:: Extract provided ::
In addition from June 1-6 there will be on-going sessions and workshops called “Your Body Is Your Strad” — great title, no? Make me wonder: Is My Body My Steinway? Anyway, the sessions teach the Feldenkrais Method to help cellists relax and use their bodies to play more efficiently and make them less prone to injury.

The NSCI is co-sponsored by the UW-Madison School of Music and The College Music Society (CMS), and this year received additional grants from the UW Chancellor’s office, the Evjue Foundation (the charitable branch of The Capital Times newspaper) and the UW Anonymous Fund.

For more details about the Feldenkrais sessions – which are NOT open to the public for auditing – and about the National Summer Cello Institute, visit:

http://www.yourbodyisyourstrad.com/main/Home.html

And listen to the YouTube videos included in this posting:

Here is a schedule of highlights – where auditing fees apply:

June 3: Seminar with Dr. Mark Erickson: “Kinesiological Considerations for Musicians”

June 4: Seminar with Dr. Raymond Purdy: “Brain Plasticity and its Relevance to Musicians”

June 8: Seminar with Timothy Eddy (below):  “Natural Resources”

June 11, 12: Seminar with Richard Aaron: “Teaching Young Children”

Cello master classes include:

June 7 and 9: Timothy Eddy

June 3, 4 and 8: Uri Vardi

June 12 and 13: Richard Aaron (below)

June 14 and 15: Ralph Kirshbaum

All events are at the University of Wisconsin-Madison School of Music Mills Hall or Morphy Hall.

Here is the program for the FREE concert at 8:30 p.m. on June 16 in Mills Hall by the NSCI CELLO CHOIR, conducted by German Marcano: the “Chaconne” from Violin Partita No. 2 in D minor BWV 1004 by J.S. Bach (1685-1750) as arranged by Laszlo Varga; “Pájaro Guaracha” for cello ensemble by Paul Desenne (1959); “Rochela” for cello ensemble by Ricardo Lorenz (1961); “Kol Nidrei,” Op. 47, by Max Bruch (1838-1920) with soloist Uri Vardi and arranged for cello ensemble by Gunther Rinke; the “Bachianas Brasileiras” No. by Heitor Villa-Lobos (1887-1959).

If you wonder about the credentials of the participants, here are a couple of impressive biographies:

PAUL DESENNE: The 2009 Guggenheim Fellow Paul Desenne (below) began composition studies at the age of 14 under Greek composer Iannis Ioannidis, and as a cellist, he became a founding member of the Simón Bolívar Youth Orchestra in 1977. He moved to Paris and studied cello with Michel Strauss and Philippe Muller; composition with Marc-Olivier Dupin and Luc Ferrari. He won first prize in cello performance at the Conservatoire National Supérieur de Paris – the dean of the jury was the great Pierre Fournier.
:::
:: Information supplied ::
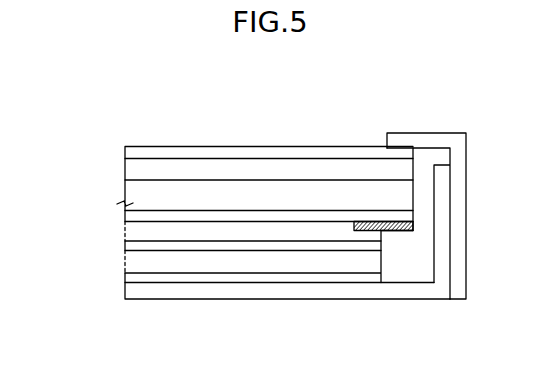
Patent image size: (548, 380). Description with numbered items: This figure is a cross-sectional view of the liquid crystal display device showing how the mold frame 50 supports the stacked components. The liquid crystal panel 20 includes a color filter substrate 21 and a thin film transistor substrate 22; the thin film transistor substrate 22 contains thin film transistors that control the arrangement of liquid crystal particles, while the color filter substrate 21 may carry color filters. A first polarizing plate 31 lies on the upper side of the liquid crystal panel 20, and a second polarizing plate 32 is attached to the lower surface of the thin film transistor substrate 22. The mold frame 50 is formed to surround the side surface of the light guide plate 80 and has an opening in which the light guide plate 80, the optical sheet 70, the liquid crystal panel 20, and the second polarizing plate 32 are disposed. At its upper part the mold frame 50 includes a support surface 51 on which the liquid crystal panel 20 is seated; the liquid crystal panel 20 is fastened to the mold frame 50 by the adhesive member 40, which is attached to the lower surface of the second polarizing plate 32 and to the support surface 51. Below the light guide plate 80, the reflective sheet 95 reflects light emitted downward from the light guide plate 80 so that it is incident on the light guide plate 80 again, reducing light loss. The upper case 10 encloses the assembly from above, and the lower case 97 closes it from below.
:::
Pick up the National Summer Cello Institute post where it stops and keep going.

His works are performed around the world, with venues and festivals including Alice Tully Hall at Lincoln Center and Weill Recital Hall at Carnegie Hall in New York, Laeiszhalle in Hamburg, Brooklyn Academy of Music, Juilliard, MoMA‘s Summergarden series in New York, the Sonic Boom Festival, Focus! Festival, Caramoor, Faneuil Hall in Boston, among many others.

His works have been performed by the Simón Bolívar Symphonic Orchestra, Kremerata Baltica, the Brooklyn Philharmonic, the Philharmonic Orchestra of the Americas, Boston Classical Orchestra, the Bogotá Philharmonic, I Musici de Montréal, the Miami Symphony, Nederlands Blasers Ensemble, the New Juilliard Ensemble, by various artist such as the Verdehr Trio, pianist Gabriela Montero, clarinetists Paquito d’Rivera and Jorge Montilla, flutists Luis Julio Toro, Marco Granados, Javier Montilla, and Jacques Zoon, violinists Alexis Cárdenas, Virginie Robilliard, and Jennifer Curtis, violinist/violist Nicholas Mann, and cellist Iseut Chuat, with conductors including Tania Léon, Olivier Grangean, Joel Sachs, Yuli Turovsky, among others

RICARDO LORENZ: Venezuelan-born Ricardo Lorenz has served as Composer-in-Residence in several programs and presenting organizations, such as the Chicago Symphony Orchestra’s Armonía Musicians Residency Program (1998-2003), the Billings Symphony (1998-1999), and Music in the Loft chamber music series (1999-2000).

Lorenz has also been the recipient of several other distinctions and awards from American Bandmasters Association, National Flute Association, Civitella Ranieri Foundation, Organization of American States (OAS), Concert Artists Guild, Meet-the-Composer, Barlow Endowment for Music Composition, the Newhouse Foundation, Illinois Community College Trustees Association, and ASCAP.

Although Ricardo Lorenz has resided in the United States since 1982, he has always maintained close ties with Latin America.  Between 1987 and 1992, Ricardo Lorenz held the position of Interim Director of the Indiana University Latin American Music Center.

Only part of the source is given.